Reproduce the data below word for word, but leave out the picture.

### Information given

++++++++

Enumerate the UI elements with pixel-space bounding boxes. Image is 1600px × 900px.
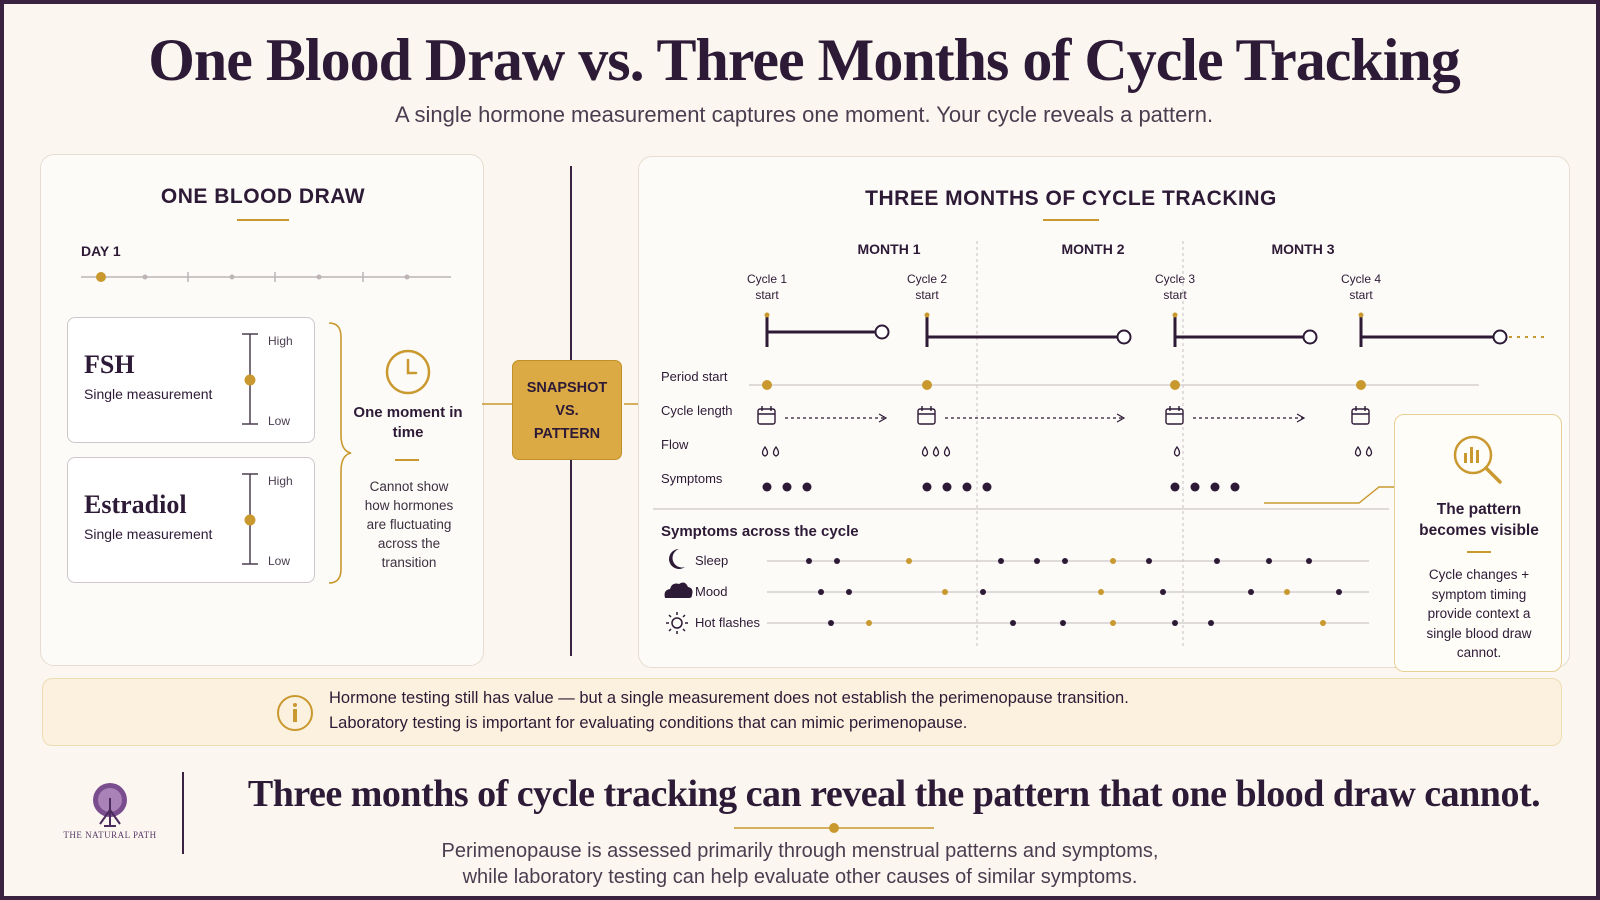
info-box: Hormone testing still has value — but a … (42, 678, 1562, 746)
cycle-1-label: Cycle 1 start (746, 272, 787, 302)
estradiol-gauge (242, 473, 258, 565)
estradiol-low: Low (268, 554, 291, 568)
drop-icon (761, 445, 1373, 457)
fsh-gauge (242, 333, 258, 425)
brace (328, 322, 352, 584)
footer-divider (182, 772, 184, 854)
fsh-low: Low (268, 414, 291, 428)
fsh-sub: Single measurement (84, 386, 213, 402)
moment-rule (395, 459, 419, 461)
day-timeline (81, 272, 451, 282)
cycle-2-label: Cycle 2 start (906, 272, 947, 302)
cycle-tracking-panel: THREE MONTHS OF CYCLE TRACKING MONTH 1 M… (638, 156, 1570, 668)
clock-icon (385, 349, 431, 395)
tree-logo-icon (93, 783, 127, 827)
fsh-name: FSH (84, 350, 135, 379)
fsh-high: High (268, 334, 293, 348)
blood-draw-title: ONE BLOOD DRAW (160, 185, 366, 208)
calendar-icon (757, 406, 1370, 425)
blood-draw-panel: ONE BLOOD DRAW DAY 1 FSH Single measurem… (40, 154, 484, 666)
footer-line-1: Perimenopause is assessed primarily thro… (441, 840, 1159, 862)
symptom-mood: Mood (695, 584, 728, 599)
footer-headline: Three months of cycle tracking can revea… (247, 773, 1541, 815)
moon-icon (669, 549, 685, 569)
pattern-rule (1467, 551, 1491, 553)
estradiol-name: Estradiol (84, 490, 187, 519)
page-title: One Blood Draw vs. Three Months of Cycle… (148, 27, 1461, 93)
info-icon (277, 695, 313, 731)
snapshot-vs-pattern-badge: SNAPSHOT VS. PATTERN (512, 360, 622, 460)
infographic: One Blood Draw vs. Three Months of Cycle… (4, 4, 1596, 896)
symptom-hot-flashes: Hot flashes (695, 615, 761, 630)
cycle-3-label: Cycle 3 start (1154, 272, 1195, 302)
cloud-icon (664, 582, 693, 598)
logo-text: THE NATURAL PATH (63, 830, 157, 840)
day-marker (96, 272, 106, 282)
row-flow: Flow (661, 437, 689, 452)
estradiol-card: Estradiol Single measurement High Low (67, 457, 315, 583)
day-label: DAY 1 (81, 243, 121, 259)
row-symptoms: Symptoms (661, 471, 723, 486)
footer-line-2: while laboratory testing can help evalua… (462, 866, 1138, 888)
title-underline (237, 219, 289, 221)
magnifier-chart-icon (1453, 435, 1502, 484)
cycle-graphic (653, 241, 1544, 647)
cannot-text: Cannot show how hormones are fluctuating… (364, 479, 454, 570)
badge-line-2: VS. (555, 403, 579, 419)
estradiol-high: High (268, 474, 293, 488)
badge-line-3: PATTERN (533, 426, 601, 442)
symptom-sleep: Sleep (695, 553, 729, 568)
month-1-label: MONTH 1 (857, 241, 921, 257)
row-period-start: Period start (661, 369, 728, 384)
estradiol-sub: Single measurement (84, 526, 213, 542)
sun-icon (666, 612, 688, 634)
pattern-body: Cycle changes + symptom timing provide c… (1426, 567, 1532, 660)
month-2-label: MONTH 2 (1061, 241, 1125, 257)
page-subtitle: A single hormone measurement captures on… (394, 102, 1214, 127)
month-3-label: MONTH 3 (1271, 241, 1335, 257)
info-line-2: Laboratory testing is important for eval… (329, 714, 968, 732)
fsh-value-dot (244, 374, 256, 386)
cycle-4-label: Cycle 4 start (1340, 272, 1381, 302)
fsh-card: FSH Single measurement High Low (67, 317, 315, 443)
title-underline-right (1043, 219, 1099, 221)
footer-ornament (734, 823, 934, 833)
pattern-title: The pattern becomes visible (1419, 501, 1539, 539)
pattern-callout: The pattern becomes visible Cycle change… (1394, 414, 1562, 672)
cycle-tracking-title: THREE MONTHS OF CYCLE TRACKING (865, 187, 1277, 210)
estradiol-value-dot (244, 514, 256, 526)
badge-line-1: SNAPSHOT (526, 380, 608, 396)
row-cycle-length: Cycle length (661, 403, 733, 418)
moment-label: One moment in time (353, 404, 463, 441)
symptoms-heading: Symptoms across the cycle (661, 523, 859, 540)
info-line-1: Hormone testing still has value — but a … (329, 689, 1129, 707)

++++++++

### Response for this exercise
Enumerate the UI elements with pixel-space bounding boxes. Image is 1600px × 900px.
info-box: Hormone testing still has value — but a … (42, 678, 1562, 746)
cycle-1-label: Cycle 1 start (746, 272, 787, 302)
estradiol-gauge (242, 473, 258, 565)
estradiol-low: Low (268, 554, 291, 568)
drop-icon (761, 445, 1373, 457)
fsh-gauge (242, 333, 258, 425)
brace (328, 322, 352, 584)
footer-divider (182, 772, 184, 854)
fsh-low: Low (268, 414, 291, 428)
fsh-sub: Single measurement (84, 386, 213, 402)
moment-rule (395, 459, 419, 461)
day-timeline (81, 272, 451, 282)
cycle-2-label: Cycle 2 start (906, 272, 947, 302)
cycle-tracking-panel: THREE MONTHS OF CYCLE TRACKING MONTH 1 M… (638, 156, 1570, 668)
clock-icon (385, 349, 431, 395)
tree-logo-icon (93, 783, 127, 827)
fsh-name: FSH (84, 350, 135, 379)
fsh-high: High (268, 334, 293, 348)
blood-draw-title: ONE BLOOD DRAW (160, 185, 366, 208)
calendar-icon (757, 406, 1370, 425)
blood-draw-panel: ONE BLOOD DRAW DAY 1 FSH Single measurem… (40, 154, 484, 666)
footer-line-1: Perimenopause is assessed primarily thro… (441, 840, 1159, 862)
symptom-mood: Mood (695, 584, 728, 599)
footer-headline: Three months of cycle tracking can revea… (247, 773, 1541, 815)
moon-icon (669, 549, 685, 569)
pattern-rule (1467, 551, 1491, 553)
estradiol-name: Estradiol (84, 490, 187, 519)
page-title: One Blood Draw vs. Three Months of Cycle… (148, 27, 1461, 93)
info-icon (277, 695, 313, 731)
snapshot-vs-pattern-badge: SNAPSHOT VS. PATTERN (512, 360, 622, 460)
infographic: One Blood Draw vs. Three Months of Cycle… (4, 4, 1596, 896)
symptom-hot-flashes: Hot flashes (695, 615, 761, 630)
cycle-3-label: Cycle 3 start (1154, 272, 1195, 302)
cloud-icon (664, 582, 693, 598)
logo-text: THE NATURAL PATH (63, 830, 157, 840)
day-marker (96, 272, 106, 282)
row-flow: Flow (661, 437, 689, 452)
estradiol-card: Estradiol Single measurement High Low (67, 457, 315, 583)
day-label: DAY 1 (81, 243, 121, 259)
row-symptoms: Symptoms (661, 471, 723, 486)
footer-line-2: while laboratory testing can help evalua… (462, 866, 1138, 888)
title-underline (237, 219, 289, 221)
magnifier-chart-icon (1453, 435, 1502, 484)
cycle-graphic (653, 241, 1544, 647)
cannot-text: Cannot show how hormones are fluctuating… (364, 479, 454, 570)
badge-line-2: VS. (555, 403, 579, 419)
estradiol-high: High (268, 474, 293, 488)
badge-line-3: PATTERN (533, 426, 601, 442)
symptom-sleep: Sleep (695, 553, 729, 568)
month-1-label: MONTH 1 (857, 241, 921, 257)
row-period-start: Period start (661, 369, 728, 384)
estradiol-sub: Single measurement (84, 526, 213, 542)
sun-icon (666, 612, 688, 634)
pattern-body: Cycle changes + symptom timing provide c… (1426, 567, 1532, 660)
month-2-label: MONTH 2 (1061, 241, 1125, 257)
page-subtitle: A single hormone measurement captures on… (394, 102, 1214, 127)
month-3-label: MONTH 3 (1271, 241, 1335, 257)
info-line-2: Laboratory testing is important for eval… (329, 714, 968, 732)
fsh-value-dot (244, 374, 256, 386)
cycle-4-label: Cycle 4 start (1340, 272, 1381, 302)
fsh-card: FSH Single measurement High Low (67, 317, 315, 443)
title-underline-right (1043, 219, 1099, 221)
footer-ornament (734, 823, 934, 833)
pattern-title: The pattern becomes visible (1419, 501, 1539, 539)
pattern-callout: The pattern becomes visible Cycle change… (1394, 414, 1562, 672)
cycle-tracking-title: THREE MONTHS OF CYCLE TRACKING (865, 187, 1277, 210)
estradiol-value-dot (244, 514, 256, 526)
badge-line-1: SNAPSHOT (526, 380, 608, 396)
row-cycle-length: Cycle length (661, 403, 733, 418)
moment-label: One moment in time (353, 404, 463, 441)
symptoms-heading: Symptoms across the cycle (661, 523, 859, 540)
info-line-1: Hormone testing still has value — but a … (329, 689, 1129, 707)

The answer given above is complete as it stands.